## Task description
Would you write out the entries below, every one of them, exactly?

## Records for the task
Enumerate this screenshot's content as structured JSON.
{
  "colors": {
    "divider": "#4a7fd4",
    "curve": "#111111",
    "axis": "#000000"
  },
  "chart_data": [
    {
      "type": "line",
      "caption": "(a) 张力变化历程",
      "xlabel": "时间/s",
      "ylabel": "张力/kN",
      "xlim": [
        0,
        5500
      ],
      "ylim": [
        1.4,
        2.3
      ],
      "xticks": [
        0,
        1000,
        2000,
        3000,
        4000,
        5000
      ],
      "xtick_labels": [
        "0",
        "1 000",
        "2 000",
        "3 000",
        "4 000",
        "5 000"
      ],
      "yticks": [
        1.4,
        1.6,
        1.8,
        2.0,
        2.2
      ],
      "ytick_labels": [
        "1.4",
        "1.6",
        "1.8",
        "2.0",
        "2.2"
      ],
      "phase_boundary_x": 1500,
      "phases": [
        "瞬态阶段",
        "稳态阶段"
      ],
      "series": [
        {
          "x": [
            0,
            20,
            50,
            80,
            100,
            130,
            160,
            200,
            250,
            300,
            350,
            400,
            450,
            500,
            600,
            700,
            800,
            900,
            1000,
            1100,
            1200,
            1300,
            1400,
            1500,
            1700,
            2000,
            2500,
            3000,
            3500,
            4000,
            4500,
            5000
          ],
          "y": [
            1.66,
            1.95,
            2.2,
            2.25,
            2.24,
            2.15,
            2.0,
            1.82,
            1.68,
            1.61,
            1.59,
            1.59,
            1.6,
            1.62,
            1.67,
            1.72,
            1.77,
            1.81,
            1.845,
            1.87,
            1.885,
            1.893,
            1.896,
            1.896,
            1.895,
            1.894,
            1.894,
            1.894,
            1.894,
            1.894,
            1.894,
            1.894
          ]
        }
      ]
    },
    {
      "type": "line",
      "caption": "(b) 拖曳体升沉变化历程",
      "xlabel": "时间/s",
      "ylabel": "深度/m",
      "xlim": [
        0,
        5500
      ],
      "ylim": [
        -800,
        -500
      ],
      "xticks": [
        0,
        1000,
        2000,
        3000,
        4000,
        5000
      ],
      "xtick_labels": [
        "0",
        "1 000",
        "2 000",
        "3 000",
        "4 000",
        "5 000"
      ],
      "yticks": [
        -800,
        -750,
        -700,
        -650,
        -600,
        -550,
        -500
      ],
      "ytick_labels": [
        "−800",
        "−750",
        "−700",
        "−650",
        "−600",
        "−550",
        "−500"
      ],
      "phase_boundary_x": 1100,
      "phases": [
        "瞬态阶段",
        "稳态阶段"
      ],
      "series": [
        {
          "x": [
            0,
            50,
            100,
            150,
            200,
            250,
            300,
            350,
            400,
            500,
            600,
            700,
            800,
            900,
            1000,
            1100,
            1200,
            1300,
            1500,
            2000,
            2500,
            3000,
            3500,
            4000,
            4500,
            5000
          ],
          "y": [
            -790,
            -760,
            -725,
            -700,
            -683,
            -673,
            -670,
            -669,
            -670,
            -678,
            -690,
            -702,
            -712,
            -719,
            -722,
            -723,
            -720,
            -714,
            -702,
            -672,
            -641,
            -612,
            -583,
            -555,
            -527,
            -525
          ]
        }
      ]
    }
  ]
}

## Response to this exercise
Enumerate this screenshot's content as structured JSON.
{
  "colors": {
    "divider": "#4a7fd4",
    "curve": "#111111",
    "axis": "#000000"
  },
  "chart_data": [
    {
      "type": "line",
      "caption": "(a) 张力变化历程",
      "xlabel": "时间/s",
      "ylabel": "张力/kN",
      "xlim": [
        0,
        5500
      ],
      "ylim": [
        1.4,
        2.3
      ],
      "xticks": [
        0,
        1000,
        2000,
        3000,
        4000,
        5000
      ],
      "xtick_labels": [
        "0",
        "1 000",
        "2 000",
        "3 000",
        "4 000",
        "5 000"
      ],
      "yticks": [
        1.4,
        1.6,
        1.8,
        2.0,
        2.2
      ],
      "ytick_labels": [
        "1.4",
        "1.6",
        "1.8",
        "2.0",
        "2.2"
      ],
      "phase_boundary_x": 1500,
      "phases": [
        "瞬态阶段",
        "稳态阶段"
      ],
      "series": [
        {
          "x": [
            0,
            20,
            50,
            80,
            100,
            130,
            160,
            200,
            250,
            300,
            350,
            400,
            450,
            500,
            600,
            700,
            800,
            900,
            1000,
            1100,
            1200,
            1300,
            1400,
            1500,
            1700,
            2000,
            2500,
            3000,
            3500,
            4000,
            4500,
            5000
          ],
          "y": [
            1.66,
            1.95,
            2.2,
            2.25,
            2.24,
            2.15,
            2.0,
            1.82,
            1.68,
            1.61,
            1.59,
            1.59,
            1.6,
            1.62,
            1.67,
            1.72,
            1.77,
            1.81,
            1.845,
            1.87,
            1.885,
            1.893,
            1.896,
            1.896,
            1.895,
            1.894,
            1.894,
            1.894,
            1.894,
            1.894,
            1.894,
            1.894
          ]
        }
      ]
    },
    {
      "type": "line",
      "caption": "(b) 拖曳体升沉变化历程",
      "xlabel": "时间/s",
      "ylabel": "深度/m",
      "xlim": [
        0,
        5500
      ],
      "ylim": [
        -800,
        -500
      ],
      "xticks": [
        0,
        1000,
        2000,
        3000,
        4000,
        5000
      ],
      "xtick_labels": [
        "0",
        "1 000",
        "2 000",
        "3 000",
        "4 000",
        "5 000"
      ],
      "yticks": [
        -800,
        -750,
        -700,
        -650,
        -600,
        -550,
        -500
      ],
      "ytick_labels": [
        "−800",
        "−750",
        "−700",
        "−650",
        "−600",
        "−550",
        "−500"
      ],
      "phase_boundary_x": 1100,
      "phases": [
        "瞬态阶段",
        "稳态阶段"
      ],
      "series": [
        {
          "x": [
            0,
            50,
            100,
            150,
            200,
            250,
            300,
            350,
            400,
            500,
            600,
            700,
            800,
            900,
            1000,
            1100,
            1200,
            1300,
            1500,
            2000,
            2500,
            3000,
            3500,
            4000,
            4500,
            5000
          ],
          "y": [
            -790,
            -760,
            -725,
            -700,
            -683,
            -673,
            -670,
            -669,
            -670,
            -678,
            -690,
            -702,
            -712,
            -719,
            -722,
            -723,
            -720,
            -714,
            -702,
            -672,
            -641,
            -612,
            -583,
            -555,
            -527,
            -525
          ]
        }
      ]
    }
  ]
}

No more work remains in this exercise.